=== EXERCISE AIM ===
Transcribe the records that follow, preserving every word.

=== INFORMATION SUPPLIED ===

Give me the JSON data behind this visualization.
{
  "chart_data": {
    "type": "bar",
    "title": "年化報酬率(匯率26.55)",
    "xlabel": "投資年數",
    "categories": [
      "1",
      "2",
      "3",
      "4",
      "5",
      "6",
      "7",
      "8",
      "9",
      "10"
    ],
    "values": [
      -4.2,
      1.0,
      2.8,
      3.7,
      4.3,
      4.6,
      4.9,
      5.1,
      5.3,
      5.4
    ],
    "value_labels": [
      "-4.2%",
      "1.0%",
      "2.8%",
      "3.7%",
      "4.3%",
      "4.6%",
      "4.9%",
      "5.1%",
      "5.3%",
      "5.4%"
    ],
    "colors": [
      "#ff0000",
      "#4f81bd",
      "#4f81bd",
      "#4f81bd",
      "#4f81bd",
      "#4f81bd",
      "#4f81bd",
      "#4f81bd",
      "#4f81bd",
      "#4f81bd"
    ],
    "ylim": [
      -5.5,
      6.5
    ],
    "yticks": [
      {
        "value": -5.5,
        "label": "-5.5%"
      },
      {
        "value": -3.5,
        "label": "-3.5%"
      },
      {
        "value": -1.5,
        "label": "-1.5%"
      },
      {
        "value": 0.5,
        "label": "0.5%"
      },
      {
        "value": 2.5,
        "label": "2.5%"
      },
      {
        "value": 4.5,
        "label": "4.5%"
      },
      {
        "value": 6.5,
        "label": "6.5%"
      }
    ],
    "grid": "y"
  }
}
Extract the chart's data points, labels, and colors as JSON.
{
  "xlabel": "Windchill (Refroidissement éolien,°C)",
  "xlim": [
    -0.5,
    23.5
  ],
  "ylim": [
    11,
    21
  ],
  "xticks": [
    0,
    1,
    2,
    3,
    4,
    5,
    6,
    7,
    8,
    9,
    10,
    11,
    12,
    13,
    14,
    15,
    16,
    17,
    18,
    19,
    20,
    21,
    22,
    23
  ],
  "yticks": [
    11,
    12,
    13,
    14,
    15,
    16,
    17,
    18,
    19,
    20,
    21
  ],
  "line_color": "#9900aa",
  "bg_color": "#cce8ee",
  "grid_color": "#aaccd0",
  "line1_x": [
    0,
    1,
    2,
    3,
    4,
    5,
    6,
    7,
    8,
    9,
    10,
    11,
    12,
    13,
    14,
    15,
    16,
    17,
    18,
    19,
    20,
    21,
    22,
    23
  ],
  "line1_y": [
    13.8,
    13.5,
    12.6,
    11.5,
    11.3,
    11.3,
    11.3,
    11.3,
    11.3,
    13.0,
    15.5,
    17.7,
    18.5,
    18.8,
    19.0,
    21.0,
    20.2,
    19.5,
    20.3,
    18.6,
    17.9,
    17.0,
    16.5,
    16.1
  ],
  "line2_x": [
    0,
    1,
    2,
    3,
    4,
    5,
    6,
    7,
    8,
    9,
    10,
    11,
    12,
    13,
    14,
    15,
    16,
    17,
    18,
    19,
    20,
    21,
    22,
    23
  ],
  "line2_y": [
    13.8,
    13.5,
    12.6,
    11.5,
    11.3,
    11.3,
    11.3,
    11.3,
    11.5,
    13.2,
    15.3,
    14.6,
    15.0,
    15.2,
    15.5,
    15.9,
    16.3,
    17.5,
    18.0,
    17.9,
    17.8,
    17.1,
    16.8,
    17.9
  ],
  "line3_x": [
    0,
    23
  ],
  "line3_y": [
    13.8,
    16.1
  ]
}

=== ANSWER FOR THE TASK ===
Give me the JSON data behind this visualization.
{
  "chart_data": {
    "type": "bar",
    "title": "年化報酬率(匯率26.55)",
    "xlabel": "投資年數",
    "categories": [
      "1",
      "2",
      "3",
      "4",
      "5",
      "6",
      "7",
      "8",
      "9",
      "10"
    ],
    "values": [
      -4.2,
      1.0,
      2.8,
      3.7,
      4.3,
      4.6,
      4.9,
      5.1,
      5.3,
      5.4
    ],
    "value_labels": [
      "-4.2%",
      "1.0%",
      "2.8%",
      "3.7%",
      "4.3%",
      "4.6%",
      "4.9%",
      "5.1%",
      "5.3%",
      "5.4%"
    ],
    "colors": [
      "#ff0000",
      "#4f81bd",
      "#4f81bd",
      "#4f81bd",
      "#4f81bd",
      "#4f81bd",
      "#4f81bd",
      "#4f81bd",
      "#4f81bd",
      "#4f81bd"
    ],
    "ylim": [
      -5.5,
      6.5
    ],
    "yticks": [
      {
        "value": -5.5,
        "label": "-5.5%"
      },
      {
        "value": -3.5,
        "label": "-3.5%"
      },
      {
        "value": -1.5,
        "label": "-1.5%"
      },
      {
        "value": 0.5,
        "label": "0.5%"
      },
      {
        "value": 2.5,
        "label": "2.5%"
      },
      {
        "value": 4.5,
        "label": "4.5%"
      },
      {
        "value": 6.5,
        "label": "6.5%"
      }
    ],
    "grid": "y"
  }
}
Extract the chart's data points, labels, and colors as JSON.
{
  "xlabel": "Windchill (Refroidissement éolien,°C)",
  "xlim": [
    -0.5,
    23.5
  ],
  "ylim": [
    11,
    21
  ],
  "xticks": [
    0,
    1,
    2,
    3,
    4,
    5,
    6,
    7,
    8,
    9,
    10,
    11,
    12,
    13,
    14,
    15,
    16,
    17,
    18,
    19,
    20,
    21,
    22,
    23
  ],
  "yticks": [
    11,
    12,
    13,
    14,
    15,
    16,
    17,
    18,
    19,
    20,
    21
  ],
  "line_color": "#9900aa",
  "bg_color": "#cce8ee",
  "grid_color": "#aaccd0",
  "line1_x": [
    0,
    1,
    2,
    3,
    4,
    5,
    6,
    7,
    8,
    9,
    10,
    11,
    12,
    13,
    14,
    15,
    16,
    17,
    18,
    19,
    20,
    21,
    22,
    23
  ],
  "line1_y": [
    13.8,
    13.5,
    12.6,
    11.5,
    11.3,
    11.3,
    11.3,
    11.3,
    11.3,
    13.0,
    15.5,
    17.7,
    18.5,
    18.8,
    19.0,
    21.0,
    20.2,
    19.5,
    20.3,
    18.6,
    17.9,
    17.0,
    16.5,
    16.1
  ],
  "line2_x": [
    0,
    1,
    2,
    3,
    4,
    5,
    6,
    7,
    8,
    9,
    10,
    11,
    12,
    13,
    14,
    15,
    16,
    17,
    18,
    19,
    20,
    21,
    22,
    23
  ],
  "line2_y": [
    13.8,
    13.5,
    12.6,
    11.5,
    11.3,
    11.3,
    11.3,
    11.3,
    11.5,
    13.2,
    15.3,
    14.6,
    15.0,
    15.2,
    15.5,
    15.9,
    16.3,
    17.5,
    18.0,
    17.9,
    17.8,
    17.1,
    16.8,
    17.9
  ],
  "line3_x": [
    0,
    23
  ],
  "line3_y": [
    13.8,
    16.1
  ]
}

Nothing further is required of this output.